> _SHORT PROBLEM_: All lines in the data bearing the string "сроки" should be identified and copied.

** Begin LISTED ENTRIES **

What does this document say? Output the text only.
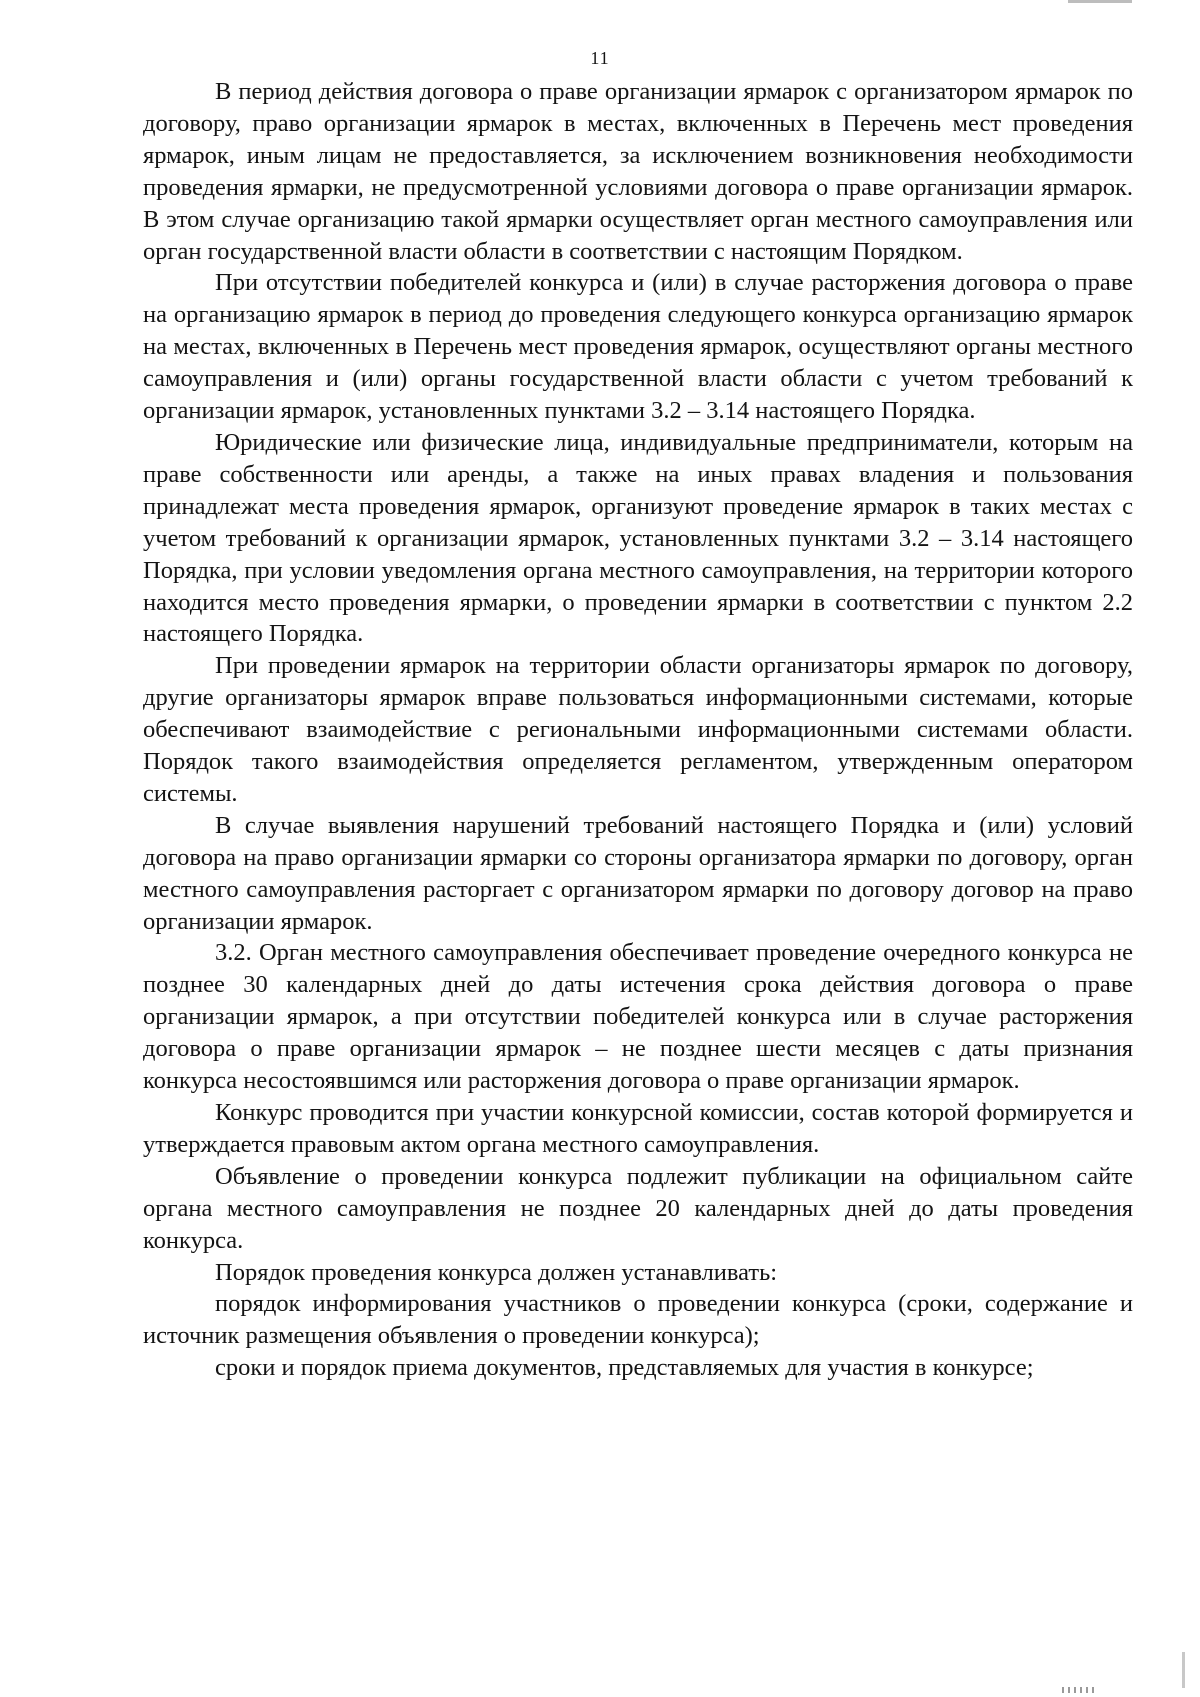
11

В период действия договора о праве организации ярмарок с организатором ярмарок по договору, право организации ярмарок в местах, включенных в Перечень мест проведения ярмарок, иным лицам не предоставляется, за исключением возникновения необходимости проведения ярмарки, не предусмотренной условиями договора о праве организации ярмарок. В этом случае организацию такой ярмарки осуществляет орган местного самоуправления или орган государственной власти области в соответствии с настоящим Порядком.

При отсутствии победителей конкурса и (или) в случае расторжения договора о праве на организацию ярмарок в период до проведения следующего конкурса организацию ярмарок на местах, включенных в Перечень мест проведения ярмарок, осуществляют органы местного самоуправления и (или) органы государственной власти области с учетом требований к организации ярмарок, установленных пунктами 3.2 – 3.14 настоящего Порядка.

Юридические или физические лица, индивидуальные предприниматели, которым на праве собственности или аренды, а также на иных правах владения и пользования принадлежат места проведения ярмарок, организуют проведение ярмарок в таких местах с учетом требований к организации ярмарок, установленных пунктами 3.2 – 3.14 настоящего Порядка, при условии уведомления органа местного самоуправления, на территории которого находится место проведения ярмарки, о проведении ярмарки в соответствии с пунктом 2.2 настоящего Порядка.

При проведении ярмарок на территории области организаторы ярмарок по договору, другие организаторы ярмарок вправе пользоваться информационными системами, которые обеспечивают взаимодействие с региональными информационными системами области. Порядок такого взаимодействия определяется регламентом, утвержденным оператором системы.

В случае выявления нарушений требований настоящего Порядка и (или) условий договора на право организации ярмарки со стороны организатора ярмарки по договору, орган местного самоуправления расторгает с организатором ярмарки по договору договор на право организации ярмарок.

3.2. Орган местного самоуправления обеспечивает проведение очередного конкурса не позднее 30 календарных дней до даты истечения срока действия договора о праве организации ярмарок, а при отсутствии победителей конкурса или в случае расторжения договора о праве организации ярмарок – не позднее шести месяцев с даты признания конкурса несостоявшимся или расторжения договора о праве организации ярмарок.

Конкурс проводится при участии конкурсной комиссии, состав которой формируется и утверждается правовым актом органа местного самоуправления.

Объявление о проведении конкурса подлежит публикации на официальном сайте органа местного самоуправления не позднее 20 календарных дней до даты проведения конкурса.

Порядок проведения конкурса должен устанавливать:

порядок информирования участников о проведении конкурса (сроки, содержание и источник размещения объявления о проведении конкурса);

сроки и порядок приема документов, представляемых для участия в конкурсе;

** End LISTED ENTRIES **

> _ANSWER TO THIS TASK_:
порядок информирования участников о проведении конкурса (сроки, содержание и источник размещения объявления о проведении конкурса);
сроки и порядок приема документов, представляемых для участия в конкурсе;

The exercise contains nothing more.